● What the task requires: Write every record out again exactly, and keep images out of it.

● Data listing:

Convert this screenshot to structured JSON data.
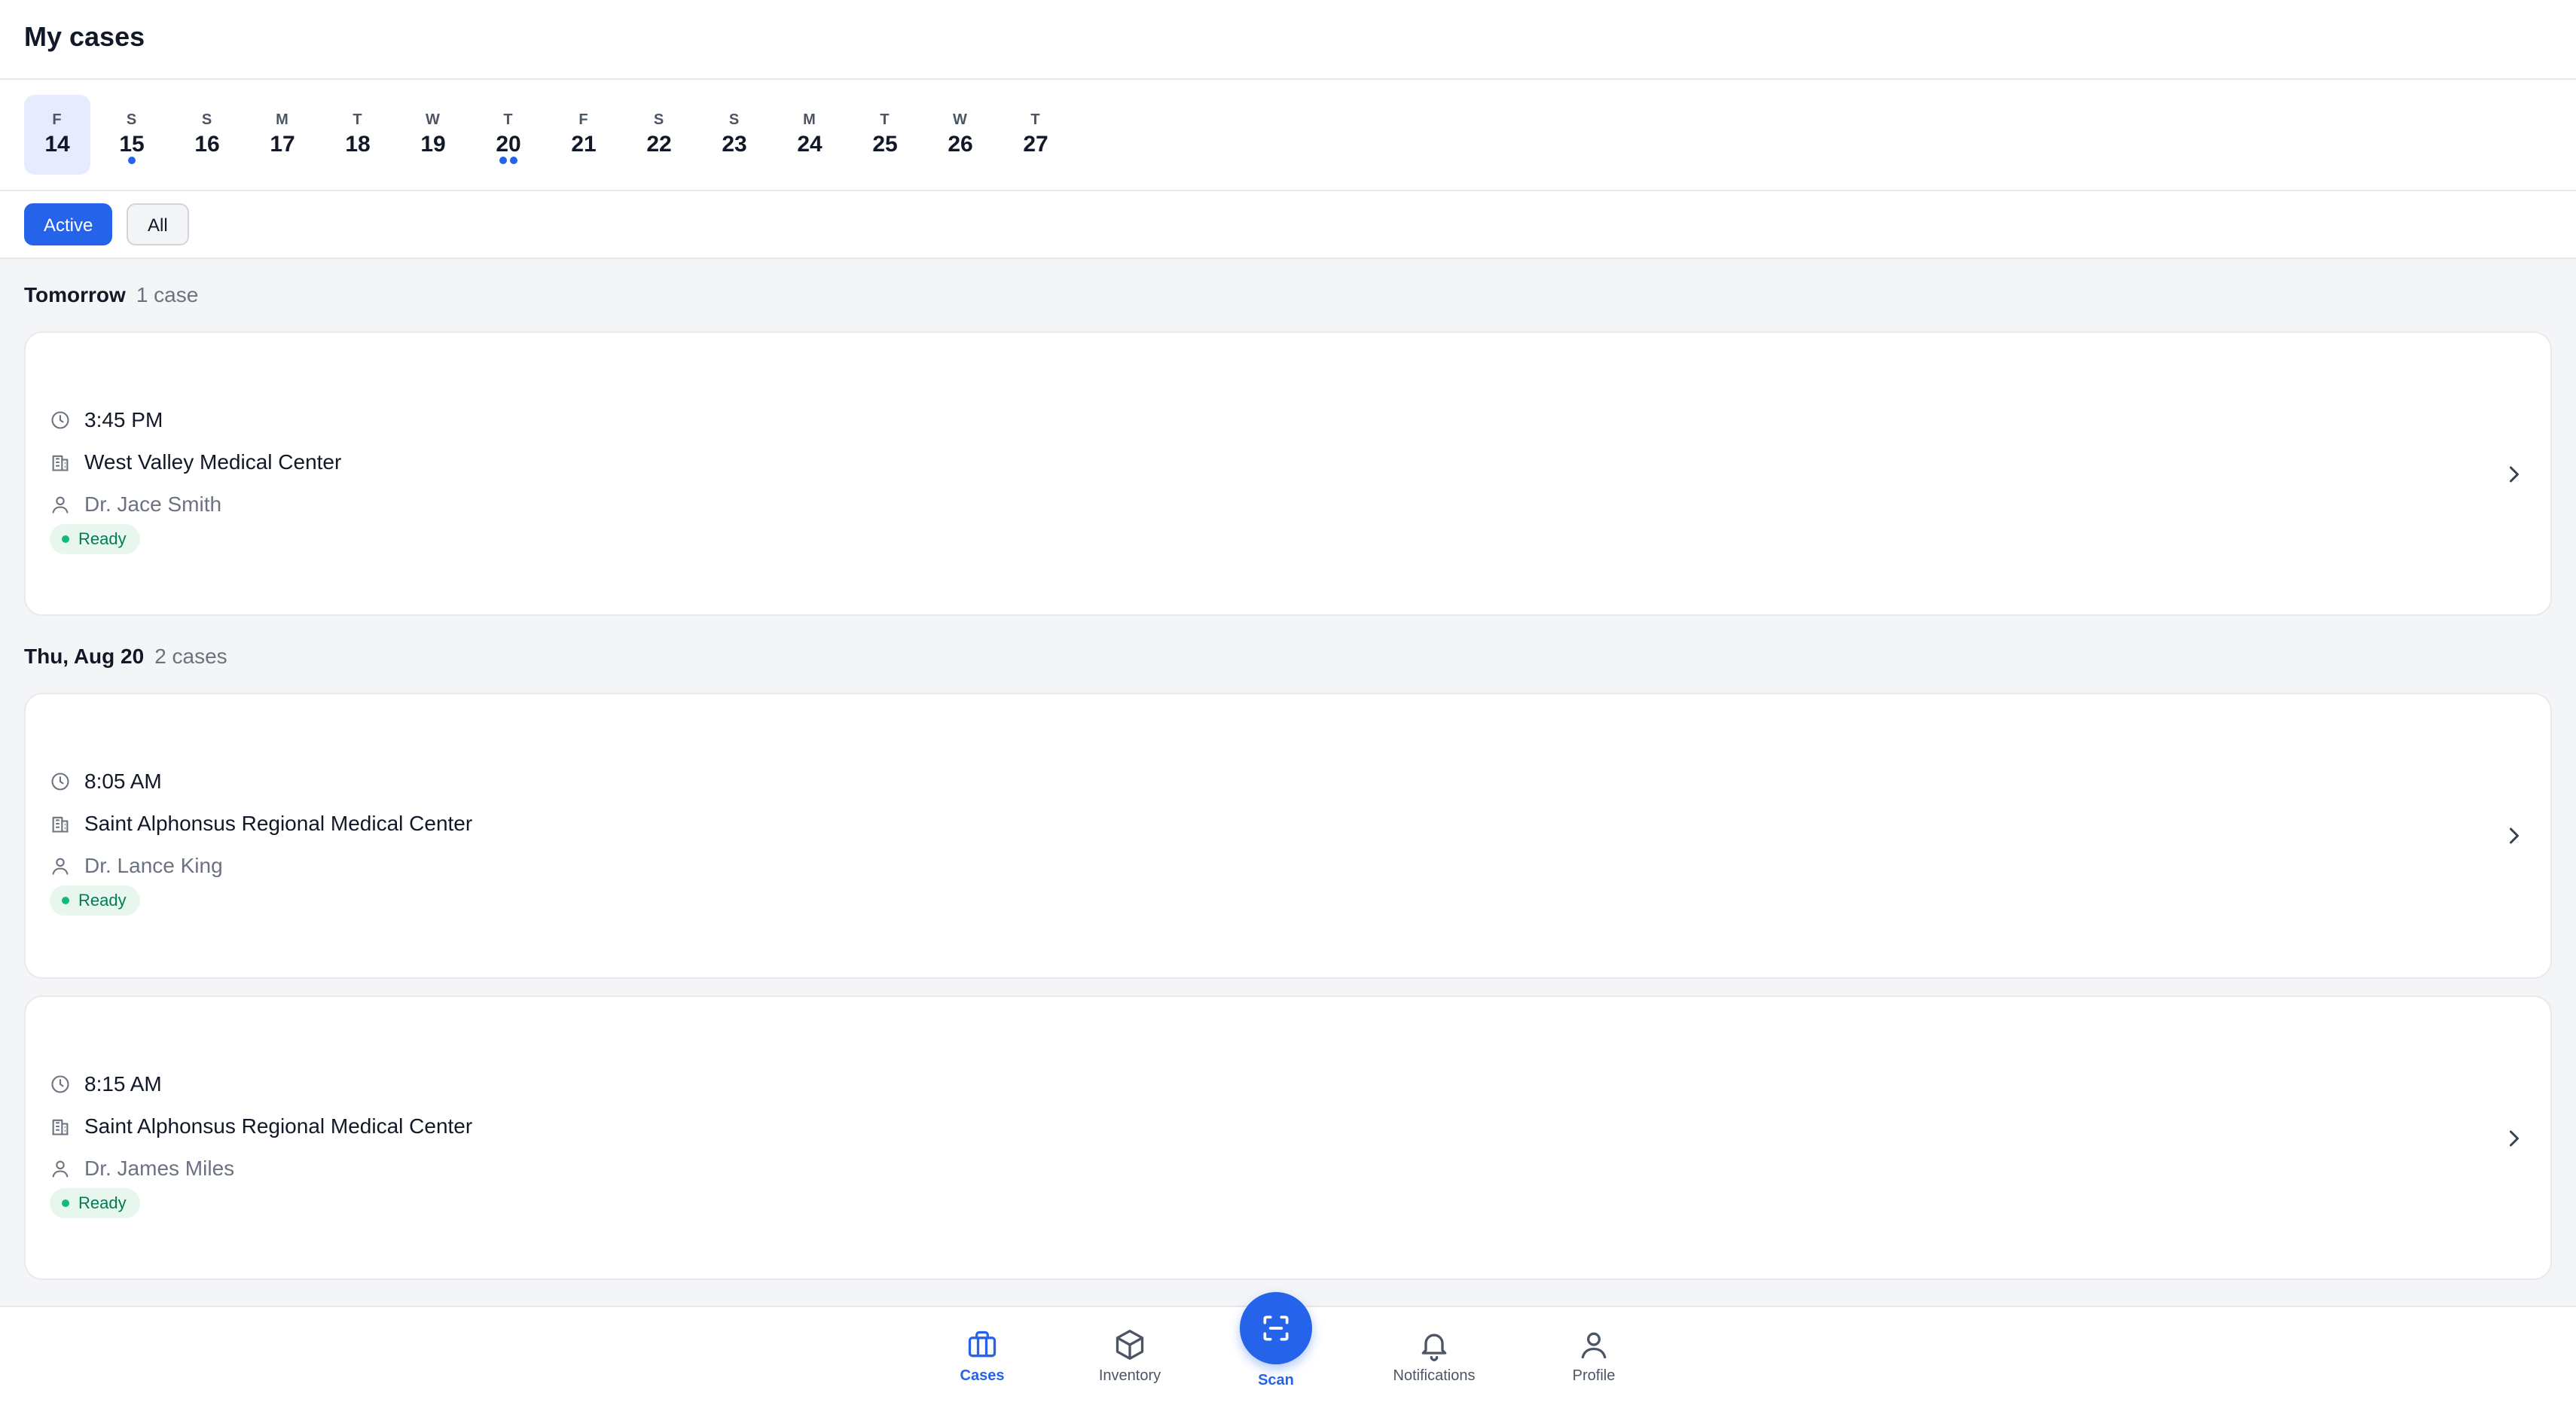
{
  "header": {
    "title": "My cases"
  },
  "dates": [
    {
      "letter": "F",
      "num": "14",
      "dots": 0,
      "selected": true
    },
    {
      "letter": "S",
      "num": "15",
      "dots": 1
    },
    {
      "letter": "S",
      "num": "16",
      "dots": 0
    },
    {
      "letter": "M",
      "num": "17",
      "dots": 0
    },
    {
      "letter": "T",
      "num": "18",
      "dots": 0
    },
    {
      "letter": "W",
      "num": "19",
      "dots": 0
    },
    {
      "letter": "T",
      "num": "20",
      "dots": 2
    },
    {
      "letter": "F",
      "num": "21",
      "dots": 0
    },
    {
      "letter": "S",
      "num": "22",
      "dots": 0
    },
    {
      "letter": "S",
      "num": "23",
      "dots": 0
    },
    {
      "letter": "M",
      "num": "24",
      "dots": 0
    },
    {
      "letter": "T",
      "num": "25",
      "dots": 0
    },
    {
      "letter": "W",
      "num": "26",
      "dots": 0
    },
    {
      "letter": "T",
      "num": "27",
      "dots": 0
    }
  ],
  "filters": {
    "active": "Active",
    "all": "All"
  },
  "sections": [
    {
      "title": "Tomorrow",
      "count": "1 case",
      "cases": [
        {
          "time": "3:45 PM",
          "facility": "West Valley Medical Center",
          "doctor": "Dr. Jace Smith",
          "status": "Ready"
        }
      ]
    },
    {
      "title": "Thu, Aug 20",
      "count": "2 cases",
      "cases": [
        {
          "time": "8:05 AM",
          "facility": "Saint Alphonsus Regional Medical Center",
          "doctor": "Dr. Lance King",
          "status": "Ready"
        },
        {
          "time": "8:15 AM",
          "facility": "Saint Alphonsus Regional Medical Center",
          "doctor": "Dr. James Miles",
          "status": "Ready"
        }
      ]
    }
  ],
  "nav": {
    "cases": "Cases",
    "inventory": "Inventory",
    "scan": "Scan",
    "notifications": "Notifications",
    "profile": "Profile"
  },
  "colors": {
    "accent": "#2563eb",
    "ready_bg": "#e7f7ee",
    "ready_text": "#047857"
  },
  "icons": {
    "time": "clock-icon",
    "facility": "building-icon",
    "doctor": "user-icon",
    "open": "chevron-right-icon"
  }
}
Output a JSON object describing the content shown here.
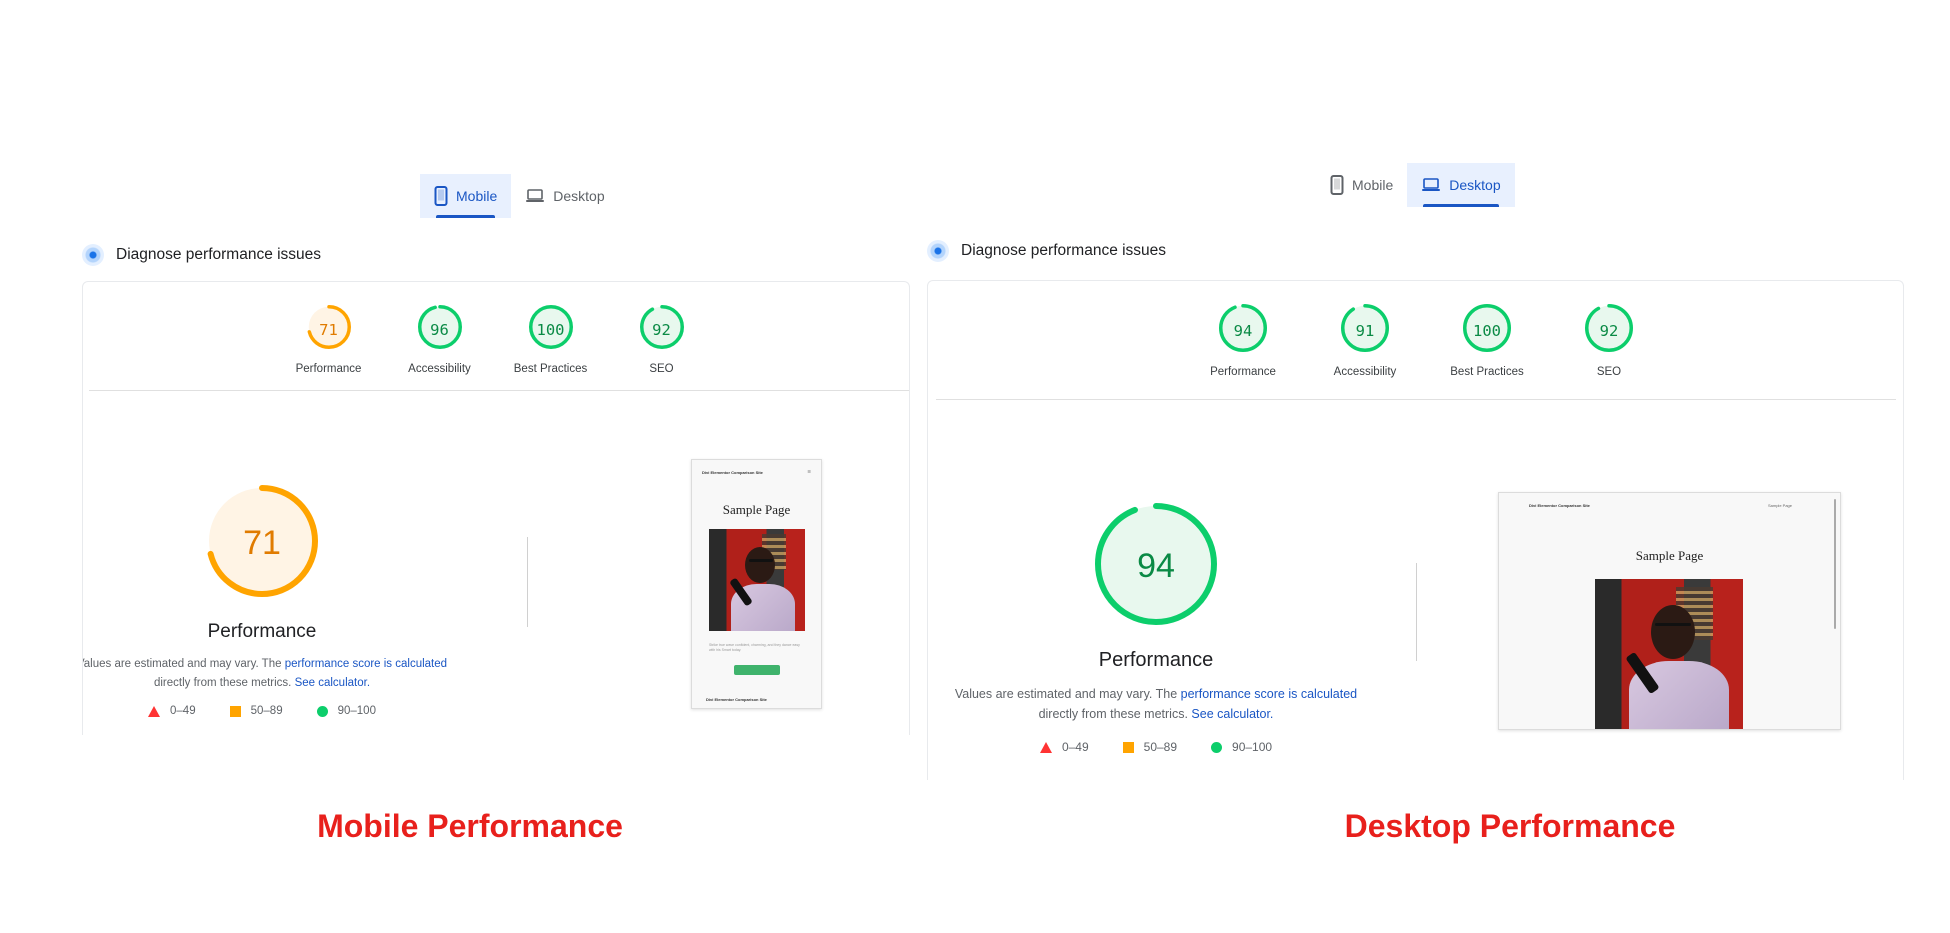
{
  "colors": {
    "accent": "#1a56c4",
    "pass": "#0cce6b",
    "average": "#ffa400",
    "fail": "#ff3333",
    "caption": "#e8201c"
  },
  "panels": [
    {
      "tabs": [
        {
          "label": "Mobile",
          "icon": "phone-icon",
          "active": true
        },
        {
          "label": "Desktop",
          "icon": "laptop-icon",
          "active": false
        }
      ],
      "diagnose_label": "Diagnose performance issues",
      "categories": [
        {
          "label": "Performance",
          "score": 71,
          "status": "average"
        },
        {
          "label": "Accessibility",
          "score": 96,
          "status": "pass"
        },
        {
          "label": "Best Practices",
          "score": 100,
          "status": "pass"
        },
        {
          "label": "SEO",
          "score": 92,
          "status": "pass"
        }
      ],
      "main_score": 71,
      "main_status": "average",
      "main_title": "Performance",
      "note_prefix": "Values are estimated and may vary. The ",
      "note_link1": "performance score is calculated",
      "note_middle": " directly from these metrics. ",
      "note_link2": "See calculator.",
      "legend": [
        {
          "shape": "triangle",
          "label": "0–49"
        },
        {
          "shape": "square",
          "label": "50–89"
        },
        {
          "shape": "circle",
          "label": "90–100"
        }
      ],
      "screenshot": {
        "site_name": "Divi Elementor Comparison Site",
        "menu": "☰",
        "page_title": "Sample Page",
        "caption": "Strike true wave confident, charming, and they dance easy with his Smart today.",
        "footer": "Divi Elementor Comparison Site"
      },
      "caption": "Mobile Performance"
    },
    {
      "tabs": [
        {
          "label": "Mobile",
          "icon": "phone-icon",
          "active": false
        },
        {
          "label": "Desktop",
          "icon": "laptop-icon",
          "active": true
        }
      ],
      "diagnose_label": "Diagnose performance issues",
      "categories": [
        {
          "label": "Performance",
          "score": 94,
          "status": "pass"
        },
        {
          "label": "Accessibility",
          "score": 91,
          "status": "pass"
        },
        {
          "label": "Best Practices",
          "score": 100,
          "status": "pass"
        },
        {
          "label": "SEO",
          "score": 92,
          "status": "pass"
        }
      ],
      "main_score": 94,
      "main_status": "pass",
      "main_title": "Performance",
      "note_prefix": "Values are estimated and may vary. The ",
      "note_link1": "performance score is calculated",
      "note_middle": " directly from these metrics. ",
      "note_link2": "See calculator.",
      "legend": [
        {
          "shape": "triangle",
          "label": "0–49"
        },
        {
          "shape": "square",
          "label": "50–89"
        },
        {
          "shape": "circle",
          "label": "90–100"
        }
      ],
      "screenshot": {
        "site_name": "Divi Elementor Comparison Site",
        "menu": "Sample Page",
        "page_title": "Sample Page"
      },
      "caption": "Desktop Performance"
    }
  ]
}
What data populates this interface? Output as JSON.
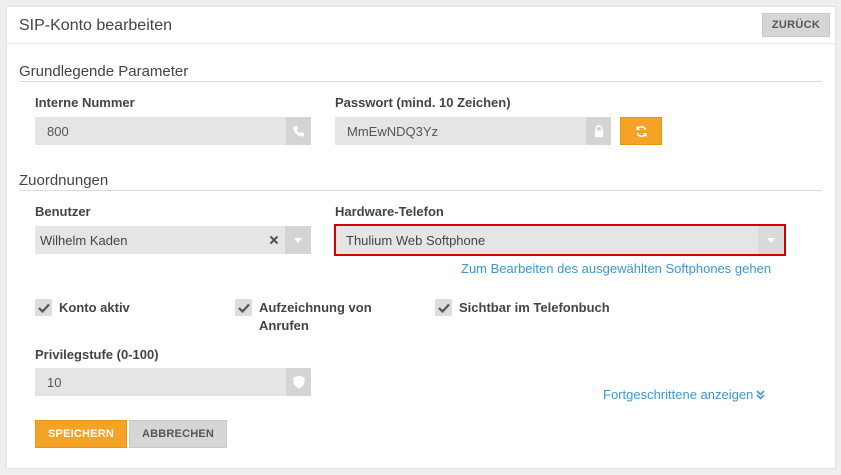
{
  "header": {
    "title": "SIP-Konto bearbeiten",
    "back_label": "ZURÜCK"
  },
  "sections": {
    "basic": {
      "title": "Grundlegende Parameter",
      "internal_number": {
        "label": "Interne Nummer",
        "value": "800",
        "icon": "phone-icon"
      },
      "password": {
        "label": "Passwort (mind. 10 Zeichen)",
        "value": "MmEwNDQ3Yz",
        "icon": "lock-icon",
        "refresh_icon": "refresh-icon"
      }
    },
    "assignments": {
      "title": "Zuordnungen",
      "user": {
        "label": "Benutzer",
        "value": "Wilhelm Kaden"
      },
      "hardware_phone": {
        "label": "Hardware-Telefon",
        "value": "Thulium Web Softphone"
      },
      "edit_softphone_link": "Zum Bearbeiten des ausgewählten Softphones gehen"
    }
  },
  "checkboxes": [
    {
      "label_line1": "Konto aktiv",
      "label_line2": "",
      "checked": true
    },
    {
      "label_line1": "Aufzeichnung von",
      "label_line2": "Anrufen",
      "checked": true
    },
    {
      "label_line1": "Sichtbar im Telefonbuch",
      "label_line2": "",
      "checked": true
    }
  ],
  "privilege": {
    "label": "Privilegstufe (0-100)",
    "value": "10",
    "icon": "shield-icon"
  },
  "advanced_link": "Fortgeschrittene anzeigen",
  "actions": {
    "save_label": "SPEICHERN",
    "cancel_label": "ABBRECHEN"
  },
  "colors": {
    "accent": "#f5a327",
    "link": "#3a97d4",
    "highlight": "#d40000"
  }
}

● Solution:
Convert this screenshot to structured JSON data.
{
  "header": {
    "title": "My cases"
  },
  "dates": [
    {
      "letter": "F",
      "num": "14",
      "dots": 0,
      "selected": true
    },
    {
      "letter": "S",
      "num": "15",
      "dots": 1
    },
    {
      "letter": "S",
      "num": "16",
      "dots": 0
    },
    {
      "letter": "M",
      "num": "17",
      "dots": 0
    },
    {
      "letter": "T",
      "num": "18",
      "dots": 0
    },
    {
      "letter": "W",
      "num": "19",
      "dots": 0
    },
    {
      "letter": "T",
      "num": "20",
      "dots": 2
    },
    {
      "letter": "F",
      "num": "21",
      "dots": 0
    },
    {
      "letter": "S",
      "num": "22",
      "dots": 0
    },
    {
      "letter": "S",
      "num": "23",
      "dots": 0
    },
    {
      "letter": "M",
      "num": "24",
      "dots": 0
    },
    {
      "letter": "T",
      "num": "25",
      "dots": 0
    },
    {
      "letter": "W",
      "num": "26",
      "dots": 0
    },
    {
      "letter": "T",
      "num": "27",
      "dots": 0
    }
  ],
  "filters": {
    "active": "Active",
    "all": "All"
  },
  "sections": [
    {
      "title": "Tomorrow",
      "count": "1 case",
      "cases": [
        {
          "time": "3:45 PM",
          "facility": "West Valley Medical Center",
          "doctor": "Dr. Jace Smith",
          "status": "Ready"
        }
      ]
    },
    {
      "title": "Thu, Aug 20",
      "count": "2 cases",
      "cases": [
        {
          "time": "8:05 AM",
          "facility": "Saint Alphonsus Regional Medical Center",
          "doctor": "Dr. Lance King",
          "status": "Ready"
        },
        {
          "time": "8:15 AM",
          "facility": "Saint Alphonsus Regional Medical Center",
          "doctor": "Dr. James Miles",
          "status": "Ready"
        }
      ]
    }
  ],
  "nav": {
    "cases": "Cases",
    "inventory": "Inventory",
    "scan": "Scan",
    "notifications": "Notifications",
    "profile": "Profile"
  },
  "colors": {
    "accent": "#2563eb",
    "ready_bg": "#e7f7ee",
    "ready_text": "#047857"
  },
  "icons": {
    "time": "clock-icon",
    "facility": "building-icon",
    "doctor": "user-icon",
    "open": "chevron-right-icon"
  }
}
Output a JSON object describing the content shown here.
{
  "colors": {
    "accent": "#1a56c4",
    "pass": "#0cce6b",
    "average": "#ffa400",
    "fail": "#ff3333",
    "caption": "#e8201c"
  },
  "panels": [
    {
      "tabs": [
        {
          "label": "Mobile",
          "icon": "phone-icon",
          "active": true
        },
        {
          "label": "Desktop",
          "icon": "laptop-icon",
          "active": false
        }
      ],
      "diagnose_label": "Diagnose performance issues",
      "categories": [
        {
          "label": "Performance",
          "score": 71,
          "status": "average"
        },
        {
          "label": "Accessibility",
          "score": 96,
          "status": "pass"
        },
        {
          "label": "Best Practices",
          "score": 100,
          "status": "pass"
        },
        {
          "label": "SEO",
          "score": 92,
          "status": "pass"
        }
      ],
      "main_score": 71,
      "main_status": "average",
      "main_title": "Performance",
      "note_prefix": "Values are estimated and may vary. The ",
      "note_link1": "performance score is calculated",
      "note_middle": " directly from these metrics. ",
      "note_link2": "See calculator.",
      "legend": [
        {
          "shape": "triangle",
          "label": "0–49"
        },
        {
          "shape": "square",
          "label": "50–89"
        },
        {
          "shape": "circle",
          "label": "90–100"
        }
      ],
      "screenshot": {
        "site_name": "Divi Elementor Comparison Site",
        "menu": "☰",
        "page_title": "Sample Page",
        "caption": "Strike true wave confident, charming, and they dance easy with his Smart today.",
        "footer": "Divi Elementor Comparison Site"
      },
      "caption": "Mobile Performance"
    },
    {
      "tabs": [
        {
          "label": "Mobile",
          "icon": "phone-icon",
          "active": false
        },
        {
          "label": "Desktop",
          "icon": "laptop-icon",
          "active": true
        }
      ],
      "diagnose_label": "Diagnose performance issues",
      "categories": [
        {
          "label": "Performance",
          "score": 94,
          "status": "pass"
        },
        {
          "label": "Accessibility",
          "score": 91,
          "status": "pass"
        },
        {
          "label": "Best Practices",
          "score": 100,
          "status": "pass"
        },
        {
          "label": "SEO",
          "score": 92,
          "status": "pass"
        }
      ],
      "main_score": 94,
      "main_status": "pass",
      "main_title": "Performance",
      "note_prefix": "Values are estimated and may vary. The ",
      "note_link1": "performance score is calculated",
      "note_middle": " directly from these metrics. ",
      "note_link2": "See calculator.",
      "legend": [
        {
          "shape": "triangle",
          "label": "0–49"
        },
        {
          "shape": "square",
          "label": "50–89"
        },
        {
          "shape": "circle",
          "label": "90–100"
        }
      ],
      "screenshot": {
        "site_name": "Divi Elementor Comparison Site",
        "menu": "Sample Page",
        "page_title": "Sample Page"
      },
      "caption": "Desktop Performance"
    }
  ]
}
What data populates this interface? Output as JSON.
{
  "header": {
    "title": "SIP-Konto bearbeiten",
    "back_label": "ZURÜCK"
  },
  "sections": {
    "basic": {
      "title": "Grundlegende Parameter",
      "internal_number": {
        "label": "Interne Nummer",
        "value": "800",
        "icon": "phone-icon"
      },
      "password": {
        "label": "Passwort (mind. 10 Zeichen)",
        "value": "MmEwNDQ3Yz",
        "icon": "lock-icon",
        "refresh_icon": "refresh-icon"
      }
    },
    "assignments": {
      "title": "Zuordnungen",
      "user": {
        "label": "Benutzer",
        "value": "Wilhelm Kaden"
      },
      "hardware_phone": {
        "label": "Hardware-Telefon",
        "value": "Thulium Web Softphone"
      },
      "edit_softphone_link": "Zum Bearbeiten des ausgewählten Softphones gehen"
    }
  },
  "checkboxes": [
    {
      "label_line1": "Konto aktiv",
      "label_line2": "",
      "checked": true
    },
    {
      "label_line1": "Aufzeichnung von",
      "label_line2": "Anrufen",
      "checked": true
    },
    {
      "label_line1": "Sichtbar im Telefonbuch",
      "label_line2": "",
      "checked": true
    }
  ],
  "privilege": {
    "label": "Privilegstufe (0-100)",
    "value": "10",
    "icon": "shield-icon"
  },
  "advanced_link": "Fortgeschrittene anzeigen",
  "actions": {
    "save_label": "SPEICHERN",
    "cancel_label": "ABBRECHEN"
  },
  "colors": {
    "accent": "#f5a327",
    "link": "#3a97d4",
    "highlight": "#d40000"
  }
}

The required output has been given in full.